| Problem details |
Find every line in the records below that holds the word "ATTACKS", and copy each one.

---------- Supplied data

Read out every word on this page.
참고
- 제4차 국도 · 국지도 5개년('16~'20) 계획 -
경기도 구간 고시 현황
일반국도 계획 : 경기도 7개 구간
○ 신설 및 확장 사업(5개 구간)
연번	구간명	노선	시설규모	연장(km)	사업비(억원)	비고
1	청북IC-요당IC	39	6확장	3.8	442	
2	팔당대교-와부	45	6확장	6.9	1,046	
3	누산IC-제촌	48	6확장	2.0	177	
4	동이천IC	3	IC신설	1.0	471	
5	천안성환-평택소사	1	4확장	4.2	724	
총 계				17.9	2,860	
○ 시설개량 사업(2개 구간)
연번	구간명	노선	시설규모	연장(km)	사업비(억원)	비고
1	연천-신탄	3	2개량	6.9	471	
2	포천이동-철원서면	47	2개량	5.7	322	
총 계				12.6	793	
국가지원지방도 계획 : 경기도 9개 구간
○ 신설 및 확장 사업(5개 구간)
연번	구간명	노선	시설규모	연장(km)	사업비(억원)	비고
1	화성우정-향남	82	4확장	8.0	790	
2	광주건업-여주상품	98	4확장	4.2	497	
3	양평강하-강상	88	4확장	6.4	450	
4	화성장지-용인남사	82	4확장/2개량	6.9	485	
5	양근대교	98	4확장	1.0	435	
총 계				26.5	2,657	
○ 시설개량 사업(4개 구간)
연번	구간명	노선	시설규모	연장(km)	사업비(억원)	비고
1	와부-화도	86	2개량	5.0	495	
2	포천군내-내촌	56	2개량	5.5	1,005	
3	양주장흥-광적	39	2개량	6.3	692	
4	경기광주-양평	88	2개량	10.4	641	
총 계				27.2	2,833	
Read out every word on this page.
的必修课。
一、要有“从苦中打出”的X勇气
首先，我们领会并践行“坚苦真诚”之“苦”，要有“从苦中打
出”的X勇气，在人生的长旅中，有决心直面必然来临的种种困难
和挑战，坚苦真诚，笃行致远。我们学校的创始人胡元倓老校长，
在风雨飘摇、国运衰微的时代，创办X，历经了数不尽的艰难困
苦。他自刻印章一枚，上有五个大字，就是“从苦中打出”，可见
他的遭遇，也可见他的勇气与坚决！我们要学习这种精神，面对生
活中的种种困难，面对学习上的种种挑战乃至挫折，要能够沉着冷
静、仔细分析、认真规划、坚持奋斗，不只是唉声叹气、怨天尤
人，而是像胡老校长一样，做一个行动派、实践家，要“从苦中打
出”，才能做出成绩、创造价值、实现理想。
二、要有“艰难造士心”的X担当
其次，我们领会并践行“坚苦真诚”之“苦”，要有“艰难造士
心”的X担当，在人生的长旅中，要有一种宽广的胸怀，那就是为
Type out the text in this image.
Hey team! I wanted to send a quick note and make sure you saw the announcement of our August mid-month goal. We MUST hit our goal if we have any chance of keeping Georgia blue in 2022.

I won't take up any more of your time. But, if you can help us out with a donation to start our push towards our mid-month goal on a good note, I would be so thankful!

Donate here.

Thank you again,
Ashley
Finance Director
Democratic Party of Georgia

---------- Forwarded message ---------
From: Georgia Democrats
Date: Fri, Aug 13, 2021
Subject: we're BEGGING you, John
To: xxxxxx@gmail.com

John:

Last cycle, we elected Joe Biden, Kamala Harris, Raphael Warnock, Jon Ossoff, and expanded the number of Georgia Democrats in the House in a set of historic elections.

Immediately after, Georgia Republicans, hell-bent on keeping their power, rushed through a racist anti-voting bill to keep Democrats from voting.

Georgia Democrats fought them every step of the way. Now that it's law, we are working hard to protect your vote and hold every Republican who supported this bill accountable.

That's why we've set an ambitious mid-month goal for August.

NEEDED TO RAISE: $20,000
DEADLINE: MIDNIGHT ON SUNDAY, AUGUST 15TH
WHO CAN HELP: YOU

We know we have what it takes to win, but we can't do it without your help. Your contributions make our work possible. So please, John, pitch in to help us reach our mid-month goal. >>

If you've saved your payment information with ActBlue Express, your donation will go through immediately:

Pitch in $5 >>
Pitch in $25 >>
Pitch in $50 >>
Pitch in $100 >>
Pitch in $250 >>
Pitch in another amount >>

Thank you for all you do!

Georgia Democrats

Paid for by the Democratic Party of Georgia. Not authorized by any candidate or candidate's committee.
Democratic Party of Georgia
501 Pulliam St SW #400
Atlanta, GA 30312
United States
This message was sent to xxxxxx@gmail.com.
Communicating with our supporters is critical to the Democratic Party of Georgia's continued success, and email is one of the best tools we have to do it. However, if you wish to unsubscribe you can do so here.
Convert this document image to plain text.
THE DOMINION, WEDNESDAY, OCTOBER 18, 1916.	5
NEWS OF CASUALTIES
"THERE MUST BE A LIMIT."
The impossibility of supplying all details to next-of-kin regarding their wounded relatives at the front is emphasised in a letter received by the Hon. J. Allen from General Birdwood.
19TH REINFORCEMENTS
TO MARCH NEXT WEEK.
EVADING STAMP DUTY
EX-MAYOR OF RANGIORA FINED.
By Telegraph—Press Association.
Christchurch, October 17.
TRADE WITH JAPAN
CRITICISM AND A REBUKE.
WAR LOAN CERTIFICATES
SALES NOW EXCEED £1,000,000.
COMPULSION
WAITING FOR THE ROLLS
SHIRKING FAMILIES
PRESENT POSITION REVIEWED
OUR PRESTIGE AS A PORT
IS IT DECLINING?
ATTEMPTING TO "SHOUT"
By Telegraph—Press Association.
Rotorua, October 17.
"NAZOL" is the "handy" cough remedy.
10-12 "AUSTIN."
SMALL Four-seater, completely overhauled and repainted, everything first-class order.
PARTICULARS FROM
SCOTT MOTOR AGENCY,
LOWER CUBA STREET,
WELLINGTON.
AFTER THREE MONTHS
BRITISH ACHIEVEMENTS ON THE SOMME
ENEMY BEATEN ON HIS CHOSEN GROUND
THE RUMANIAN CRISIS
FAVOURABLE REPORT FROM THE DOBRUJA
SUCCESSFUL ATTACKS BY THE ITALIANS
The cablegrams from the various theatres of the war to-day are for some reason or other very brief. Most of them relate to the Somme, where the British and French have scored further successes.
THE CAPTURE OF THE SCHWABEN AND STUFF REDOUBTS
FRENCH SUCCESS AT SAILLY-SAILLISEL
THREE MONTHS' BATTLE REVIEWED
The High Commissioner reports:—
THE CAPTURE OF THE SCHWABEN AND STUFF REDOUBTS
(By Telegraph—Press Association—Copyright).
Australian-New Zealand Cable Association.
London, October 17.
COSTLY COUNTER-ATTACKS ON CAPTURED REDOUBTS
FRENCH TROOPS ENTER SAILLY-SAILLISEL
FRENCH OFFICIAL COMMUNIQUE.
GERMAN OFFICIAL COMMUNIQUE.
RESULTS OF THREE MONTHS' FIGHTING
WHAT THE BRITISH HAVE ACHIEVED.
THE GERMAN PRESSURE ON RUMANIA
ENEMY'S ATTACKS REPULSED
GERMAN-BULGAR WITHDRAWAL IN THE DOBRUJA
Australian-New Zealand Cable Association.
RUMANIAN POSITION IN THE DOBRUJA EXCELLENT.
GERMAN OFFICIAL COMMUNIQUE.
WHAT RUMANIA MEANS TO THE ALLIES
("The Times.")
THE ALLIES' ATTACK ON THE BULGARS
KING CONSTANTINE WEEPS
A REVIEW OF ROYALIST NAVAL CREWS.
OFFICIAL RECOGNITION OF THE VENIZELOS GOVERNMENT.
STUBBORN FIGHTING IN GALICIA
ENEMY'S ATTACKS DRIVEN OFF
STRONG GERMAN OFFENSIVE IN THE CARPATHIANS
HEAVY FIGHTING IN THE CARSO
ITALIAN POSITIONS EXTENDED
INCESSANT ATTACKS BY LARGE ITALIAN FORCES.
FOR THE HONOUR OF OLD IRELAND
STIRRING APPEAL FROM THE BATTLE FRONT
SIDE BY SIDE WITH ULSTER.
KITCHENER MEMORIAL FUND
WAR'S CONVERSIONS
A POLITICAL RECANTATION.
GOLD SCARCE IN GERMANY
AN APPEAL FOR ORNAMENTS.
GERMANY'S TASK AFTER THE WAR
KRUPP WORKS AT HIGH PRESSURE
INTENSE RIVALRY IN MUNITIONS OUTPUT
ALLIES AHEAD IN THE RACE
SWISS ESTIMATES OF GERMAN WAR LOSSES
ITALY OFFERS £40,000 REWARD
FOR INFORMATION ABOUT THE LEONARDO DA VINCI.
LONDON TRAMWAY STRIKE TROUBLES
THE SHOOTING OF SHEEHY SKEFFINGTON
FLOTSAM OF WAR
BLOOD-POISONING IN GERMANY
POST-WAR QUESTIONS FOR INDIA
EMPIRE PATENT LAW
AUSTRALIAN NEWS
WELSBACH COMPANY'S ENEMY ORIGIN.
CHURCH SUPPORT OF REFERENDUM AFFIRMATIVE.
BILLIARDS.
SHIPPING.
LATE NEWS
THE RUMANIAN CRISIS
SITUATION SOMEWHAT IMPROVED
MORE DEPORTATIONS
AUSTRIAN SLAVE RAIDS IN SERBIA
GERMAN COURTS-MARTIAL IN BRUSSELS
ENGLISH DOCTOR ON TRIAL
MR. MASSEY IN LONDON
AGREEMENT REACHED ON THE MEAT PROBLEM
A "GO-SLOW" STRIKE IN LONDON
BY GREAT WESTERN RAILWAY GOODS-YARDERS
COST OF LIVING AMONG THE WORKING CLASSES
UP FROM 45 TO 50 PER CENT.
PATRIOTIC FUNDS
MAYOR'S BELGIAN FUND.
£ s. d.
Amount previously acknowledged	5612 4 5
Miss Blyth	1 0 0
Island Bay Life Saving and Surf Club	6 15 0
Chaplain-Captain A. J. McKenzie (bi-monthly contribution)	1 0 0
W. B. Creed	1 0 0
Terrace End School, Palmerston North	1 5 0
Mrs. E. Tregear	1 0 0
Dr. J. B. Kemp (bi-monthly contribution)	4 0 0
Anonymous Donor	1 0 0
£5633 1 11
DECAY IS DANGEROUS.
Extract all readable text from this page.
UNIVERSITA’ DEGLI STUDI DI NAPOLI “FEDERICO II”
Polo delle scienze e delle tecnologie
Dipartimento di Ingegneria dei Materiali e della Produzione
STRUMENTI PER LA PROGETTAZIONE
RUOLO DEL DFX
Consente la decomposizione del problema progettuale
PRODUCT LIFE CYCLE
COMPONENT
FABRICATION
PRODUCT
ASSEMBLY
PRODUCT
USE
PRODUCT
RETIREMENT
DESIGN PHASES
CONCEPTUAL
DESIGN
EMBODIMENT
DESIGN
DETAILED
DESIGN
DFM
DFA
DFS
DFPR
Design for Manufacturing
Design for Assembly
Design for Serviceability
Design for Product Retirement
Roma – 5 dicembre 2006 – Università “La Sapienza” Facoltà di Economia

--------------------

| Task response |
SUCCESSFUL ATTACKS BY THE ITALIANS
COSTLY COUNTER-ATTACKS ON CAPTURED REDOUBTS
ENEMY'S ATTACKS REPULSED
ENEMY'S ATTACKS DRIVEN OFF
INCESSANT ATTACKS BY LARGE ITALIAN FORCES.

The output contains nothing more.